• INSTRUCTION: Quote, without change, all of the lines that follow.

□ □ □ □ □ □ □

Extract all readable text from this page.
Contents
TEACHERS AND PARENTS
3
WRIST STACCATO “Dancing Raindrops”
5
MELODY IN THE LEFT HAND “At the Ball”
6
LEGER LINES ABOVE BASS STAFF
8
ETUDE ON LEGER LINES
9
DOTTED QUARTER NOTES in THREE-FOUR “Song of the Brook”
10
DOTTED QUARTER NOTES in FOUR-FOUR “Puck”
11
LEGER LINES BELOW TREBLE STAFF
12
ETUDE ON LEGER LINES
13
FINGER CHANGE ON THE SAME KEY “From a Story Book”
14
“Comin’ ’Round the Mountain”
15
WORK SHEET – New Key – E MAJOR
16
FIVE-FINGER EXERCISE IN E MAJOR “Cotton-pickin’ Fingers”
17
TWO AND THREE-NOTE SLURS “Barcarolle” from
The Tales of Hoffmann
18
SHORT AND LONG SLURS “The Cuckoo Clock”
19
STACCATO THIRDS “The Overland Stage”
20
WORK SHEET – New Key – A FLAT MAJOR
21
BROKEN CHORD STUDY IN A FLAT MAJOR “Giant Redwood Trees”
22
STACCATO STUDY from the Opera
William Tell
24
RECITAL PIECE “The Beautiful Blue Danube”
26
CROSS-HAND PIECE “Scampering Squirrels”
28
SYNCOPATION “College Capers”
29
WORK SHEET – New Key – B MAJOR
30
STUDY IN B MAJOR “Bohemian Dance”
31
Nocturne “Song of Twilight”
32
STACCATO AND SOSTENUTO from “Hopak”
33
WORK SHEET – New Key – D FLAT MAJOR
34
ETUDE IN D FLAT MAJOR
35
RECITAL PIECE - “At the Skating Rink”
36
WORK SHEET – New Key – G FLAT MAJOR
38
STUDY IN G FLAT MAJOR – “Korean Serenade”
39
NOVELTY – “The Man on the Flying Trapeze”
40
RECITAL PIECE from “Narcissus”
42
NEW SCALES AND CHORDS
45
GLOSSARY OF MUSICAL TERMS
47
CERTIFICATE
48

□ □ □ □ □ □ □

• EXERCISE ANSWER:
Extract all readable text from this page.
Contents
TEACHERS AND PARENTS
3
WRIST STACCATO “Dancing Raindrops”
5
MELODY IN THE LEFT HAND “At the Ball”
6
LEGER LINES ABOVE BASS STAFF
8
ETUDE ON LEGER LINES
9
DOTTED QUARTER NOTES in THREE-FOUR “Song of the Brook”
10
DOTTED QUARTER NOTES in FOUR-FOUR “Puck”
11
LEGER LINES BELOW TREBLE STAFF
12
ETUDE ON LEGER LINES
13
FINGER CHANGE ON THE SAME KEY “From a Story Book”
14
“Comin’ ’Round the Mountain”
15
WORK SHEET – New Key – E MAJOR
16
FIVE-FINGER EXERCISE IN E MAJOR “Cotton-pickin’ Fingers”
17
TWO AND THREE-NOTE SLURS “Barcarolle” from
The Tales of Hoffmann
18
SHORT AND LONG SLURS “The Cuckoo Clock”
19
STACCATO THIRDS “The Overland Stage”
20
WORK SHEET – New Key – A FLAT MAJOR
21
BROKEN CHORD STUDY IN A FLAT MAJOR “Giant Redwood Trees”
22
STACCATO STUDY from the Opera
William Tell
24
RECITAL PIECE “The Beautiful Blue Danube”
26
CROSS-HAND PIECE “Scampering Squirrels”
28
SYNCOPATION “College Capers”
29
WORK SHEET – New Key – B MAJOR
30
STUDY IN B MAJOR “Bohemian Dance”
31
Nocturne “Song of Twilight”
32
STACCATO AND SOSTENUTO from “Hopak”
33
WORK SHEET – New Key – D FLAT MAJOR
34
ETUDE IN D FLAT MAJOR
35
RECITAL PIECE - “At the Skating Rink”
36
WORK SHEET – New Key – G FLAT MAJOR
38
STUDY IN G FLAT MAJOR – “Korean Serenade”
39
NOVELTY – “The Man on the Flying Trapeze”
40
RECITAL PIECE from “Narcissus”
42
NEW SCALES AND CHORDS
45
GLOSSARY OF MUSICAL TERMS
47
CERTIFICATE
48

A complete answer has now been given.